TO DO ▸ In the entries below, find the lines that contain the word "设计意图" and copy them.

EXTRACTED INFORMATION ▸
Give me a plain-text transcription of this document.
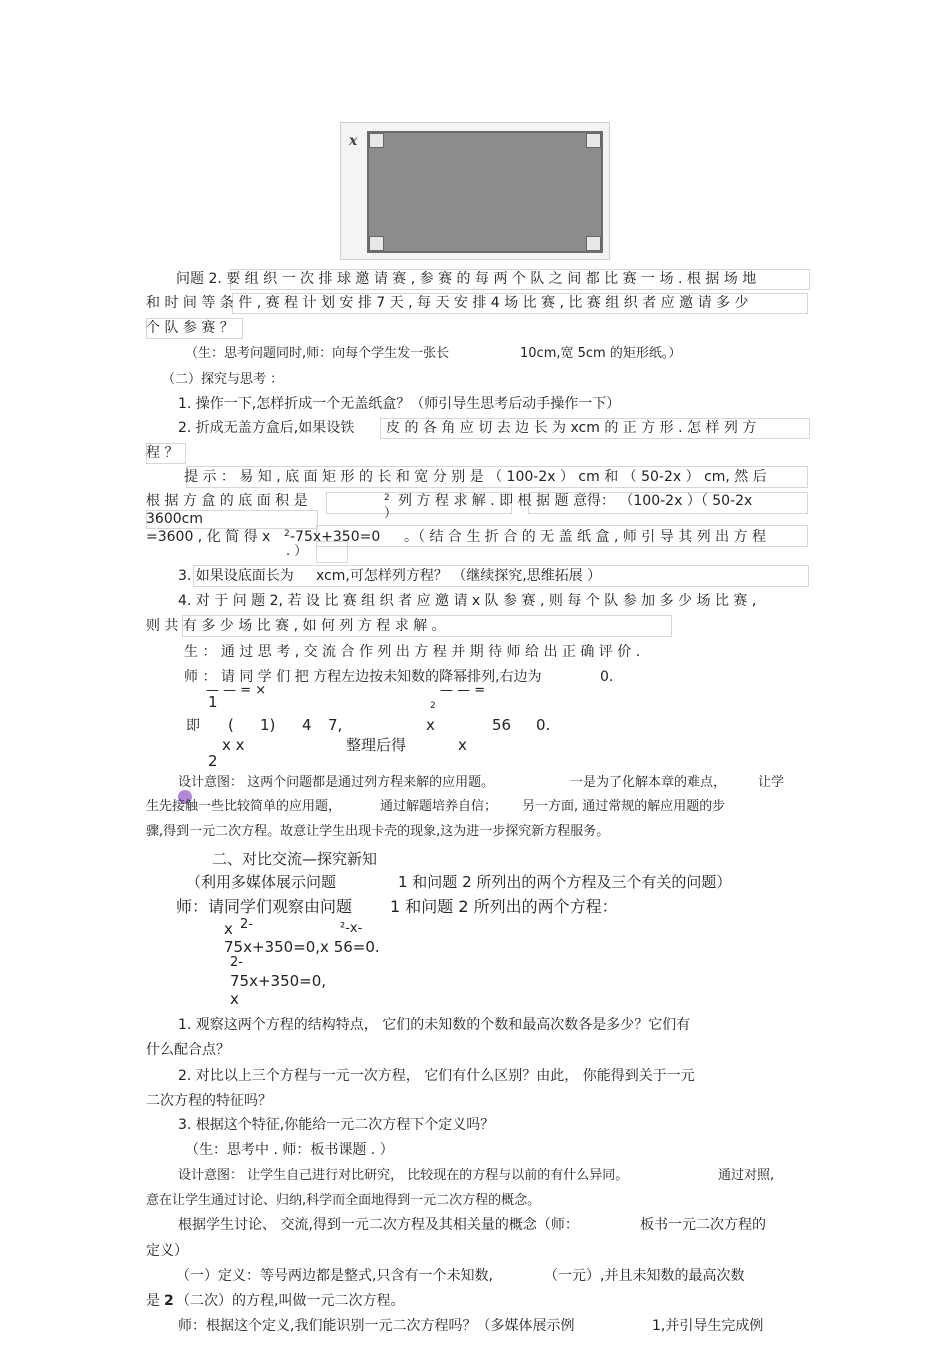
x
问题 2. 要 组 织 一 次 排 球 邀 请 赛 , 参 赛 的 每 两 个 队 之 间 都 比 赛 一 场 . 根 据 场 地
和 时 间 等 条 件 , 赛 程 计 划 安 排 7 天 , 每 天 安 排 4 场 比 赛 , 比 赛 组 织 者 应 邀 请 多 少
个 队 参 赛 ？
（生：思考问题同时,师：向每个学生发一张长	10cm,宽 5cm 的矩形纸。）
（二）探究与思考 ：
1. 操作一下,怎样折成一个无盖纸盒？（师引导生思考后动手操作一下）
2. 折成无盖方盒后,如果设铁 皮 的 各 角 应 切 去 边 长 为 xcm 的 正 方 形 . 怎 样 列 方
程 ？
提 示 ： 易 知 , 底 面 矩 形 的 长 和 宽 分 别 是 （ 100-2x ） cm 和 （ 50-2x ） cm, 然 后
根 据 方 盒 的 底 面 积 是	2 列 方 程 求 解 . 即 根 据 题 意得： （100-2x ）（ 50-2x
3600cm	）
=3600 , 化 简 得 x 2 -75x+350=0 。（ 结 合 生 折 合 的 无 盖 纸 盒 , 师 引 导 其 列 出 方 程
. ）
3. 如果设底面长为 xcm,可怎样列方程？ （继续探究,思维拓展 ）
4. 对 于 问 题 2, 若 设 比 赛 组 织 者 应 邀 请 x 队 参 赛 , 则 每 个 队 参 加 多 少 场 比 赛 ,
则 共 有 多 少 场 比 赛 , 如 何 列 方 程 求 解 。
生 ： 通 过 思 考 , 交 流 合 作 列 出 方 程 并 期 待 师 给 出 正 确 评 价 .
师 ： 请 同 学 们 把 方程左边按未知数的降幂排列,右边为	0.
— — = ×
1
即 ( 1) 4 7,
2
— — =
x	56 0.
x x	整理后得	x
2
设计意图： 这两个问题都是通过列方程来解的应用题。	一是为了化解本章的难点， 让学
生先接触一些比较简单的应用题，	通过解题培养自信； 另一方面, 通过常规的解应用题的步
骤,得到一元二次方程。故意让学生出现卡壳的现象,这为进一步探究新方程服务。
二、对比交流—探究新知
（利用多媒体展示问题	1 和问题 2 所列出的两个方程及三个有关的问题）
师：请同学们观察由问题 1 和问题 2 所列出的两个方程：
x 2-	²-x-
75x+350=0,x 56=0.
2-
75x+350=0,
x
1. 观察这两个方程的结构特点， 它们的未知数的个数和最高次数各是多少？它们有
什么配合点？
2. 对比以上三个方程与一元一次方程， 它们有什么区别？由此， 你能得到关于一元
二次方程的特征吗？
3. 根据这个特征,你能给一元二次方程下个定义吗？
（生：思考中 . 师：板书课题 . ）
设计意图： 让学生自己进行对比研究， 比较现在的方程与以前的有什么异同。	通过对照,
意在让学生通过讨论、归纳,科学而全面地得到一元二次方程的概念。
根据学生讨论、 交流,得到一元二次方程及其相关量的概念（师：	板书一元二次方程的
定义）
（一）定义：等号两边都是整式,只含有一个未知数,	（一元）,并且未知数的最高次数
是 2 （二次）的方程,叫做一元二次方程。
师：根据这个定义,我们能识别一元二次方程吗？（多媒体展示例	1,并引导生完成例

* * *

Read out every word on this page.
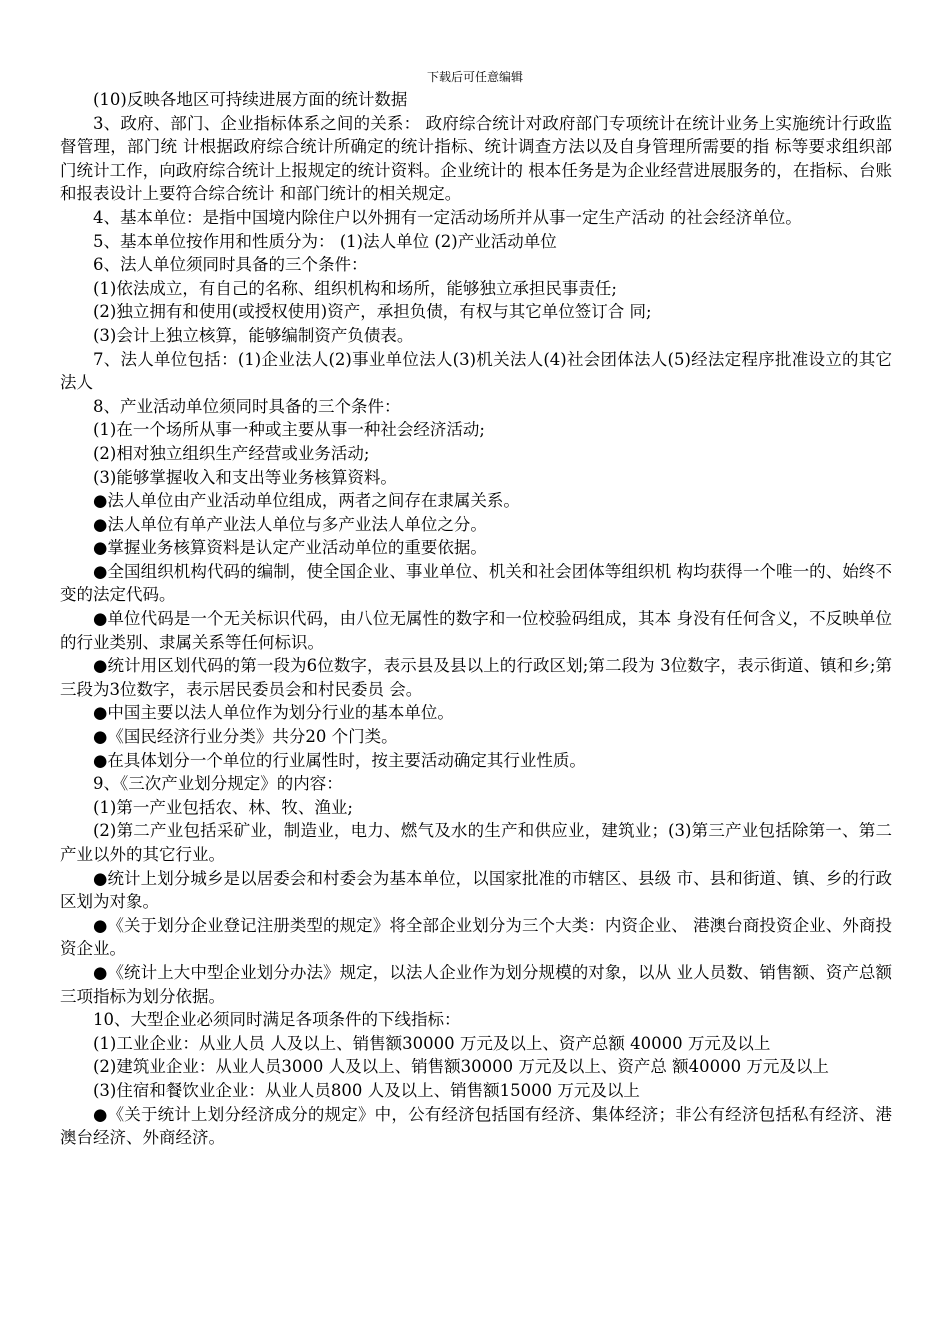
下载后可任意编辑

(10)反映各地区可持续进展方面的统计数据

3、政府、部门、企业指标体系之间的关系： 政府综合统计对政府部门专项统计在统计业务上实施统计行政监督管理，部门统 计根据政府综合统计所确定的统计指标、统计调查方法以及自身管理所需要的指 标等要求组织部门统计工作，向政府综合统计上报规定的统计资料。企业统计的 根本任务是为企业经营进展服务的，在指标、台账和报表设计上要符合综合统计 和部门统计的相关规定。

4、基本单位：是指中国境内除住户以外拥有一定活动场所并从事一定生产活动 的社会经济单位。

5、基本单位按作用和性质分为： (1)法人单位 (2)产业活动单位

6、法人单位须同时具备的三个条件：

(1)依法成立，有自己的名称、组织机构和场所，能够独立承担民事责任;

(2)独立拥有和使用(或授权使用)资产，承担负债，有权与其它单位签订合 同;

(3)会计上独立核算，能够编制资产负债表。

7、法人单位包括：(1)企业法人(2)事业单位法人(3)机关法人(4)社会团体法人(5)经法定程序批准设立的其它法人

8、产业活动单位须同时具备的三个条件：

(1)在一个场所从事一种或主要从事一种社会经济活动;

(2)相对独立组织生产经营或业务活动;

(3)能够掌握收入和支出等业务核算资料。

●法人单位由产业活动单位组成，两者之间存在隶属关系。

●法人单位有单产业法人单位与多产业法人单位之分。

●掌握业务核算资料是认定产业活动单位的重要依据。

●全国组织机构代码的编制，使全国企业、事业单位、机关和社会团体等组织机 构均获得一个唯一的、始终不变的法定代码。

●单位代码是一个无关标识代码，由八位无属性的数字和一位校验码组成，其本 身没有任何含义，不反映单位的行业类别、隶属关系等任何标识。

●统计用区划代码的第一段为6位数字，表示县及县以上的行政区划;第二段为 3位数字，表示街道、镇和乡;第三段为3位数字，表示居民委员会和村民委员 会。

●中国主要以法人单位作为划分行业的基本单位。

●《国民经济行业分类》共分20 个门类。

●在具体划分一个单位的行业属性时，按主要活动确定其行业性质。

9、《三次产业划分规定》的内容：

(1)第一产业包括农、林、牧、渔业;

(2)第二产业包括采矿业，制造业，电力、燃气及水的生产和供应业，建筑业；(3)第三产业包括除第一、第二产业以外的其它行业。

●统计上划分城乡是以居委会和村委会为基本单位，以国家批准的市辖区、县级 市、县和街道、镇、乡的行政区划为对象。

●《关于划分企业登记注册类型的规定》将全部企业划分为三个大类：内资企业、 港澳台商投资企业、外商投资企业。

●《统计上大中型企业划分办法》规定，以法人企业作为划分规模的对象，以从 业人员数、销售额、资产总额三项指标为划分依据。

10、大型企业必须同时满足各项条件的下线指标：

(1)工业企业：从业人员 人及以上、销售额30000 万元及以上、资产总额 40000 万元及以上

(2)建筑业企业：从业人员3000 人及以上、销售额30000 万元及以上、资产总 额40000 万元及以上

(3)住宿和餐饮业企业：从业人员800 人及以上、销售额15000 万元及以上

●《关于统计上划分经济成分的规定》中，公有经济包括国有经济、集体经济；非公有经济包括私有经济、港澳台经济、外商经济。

* * *

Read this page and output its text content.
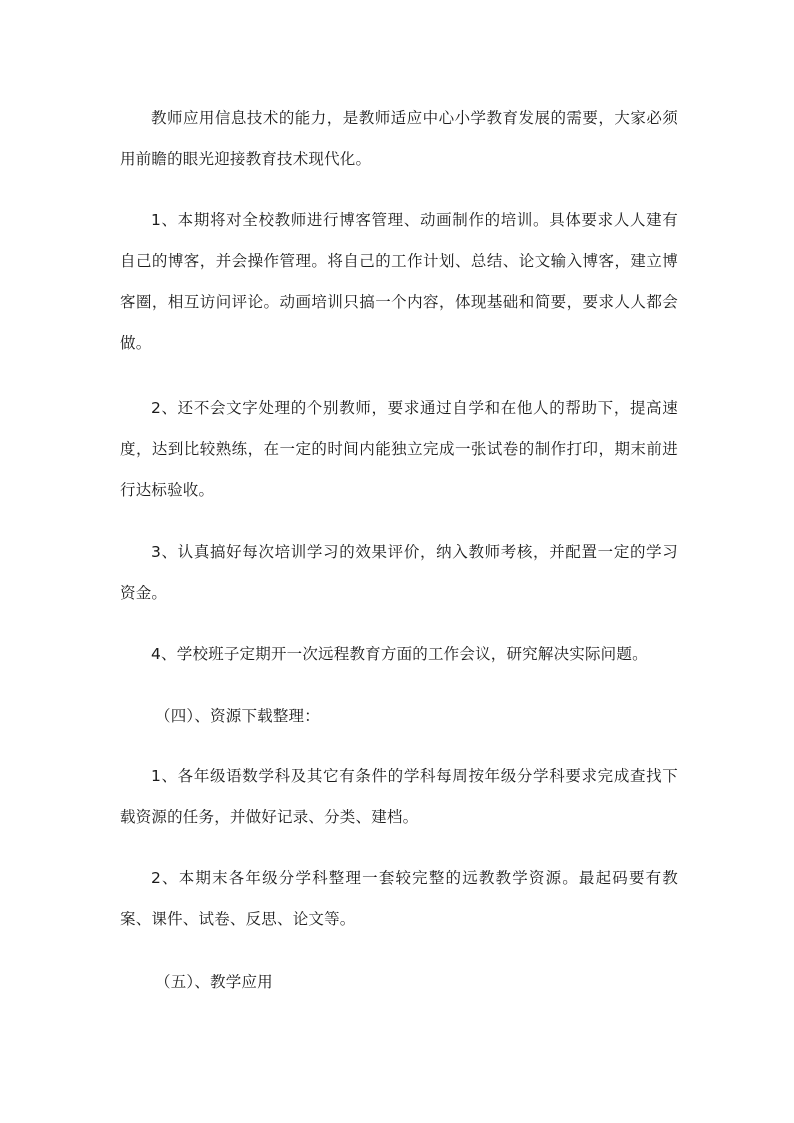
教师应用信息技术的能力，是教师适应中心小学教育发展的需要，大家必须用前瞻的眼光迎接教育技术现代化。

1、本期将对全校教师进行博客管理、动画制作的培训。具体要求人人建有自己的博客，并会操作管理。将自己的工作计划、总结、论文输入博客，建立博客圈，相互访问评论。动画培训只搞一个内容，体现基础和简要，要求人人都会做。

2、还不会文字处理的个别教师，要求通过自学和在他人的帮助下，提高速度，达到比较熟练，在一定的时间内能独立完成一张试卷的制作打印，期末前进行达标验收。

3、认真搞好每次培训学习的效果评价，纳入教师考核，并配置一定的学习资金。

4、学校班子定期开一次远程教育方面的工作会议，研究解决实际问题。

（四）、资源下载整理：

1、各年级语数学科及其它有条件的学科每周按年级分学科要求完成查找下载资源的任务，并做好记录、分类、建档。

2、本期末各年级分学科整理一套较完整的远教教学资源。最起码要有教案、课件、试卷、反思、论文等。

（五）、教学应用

RESULT OF THE TASK ▸
设计意图： 这两个问题都是通过列方程来解的应用题。	一是为了化解本章的难点， 让学
设计意图： 让学生自己进行对比研究， 比较现在的方程与以前的有什么异同。	通过对照,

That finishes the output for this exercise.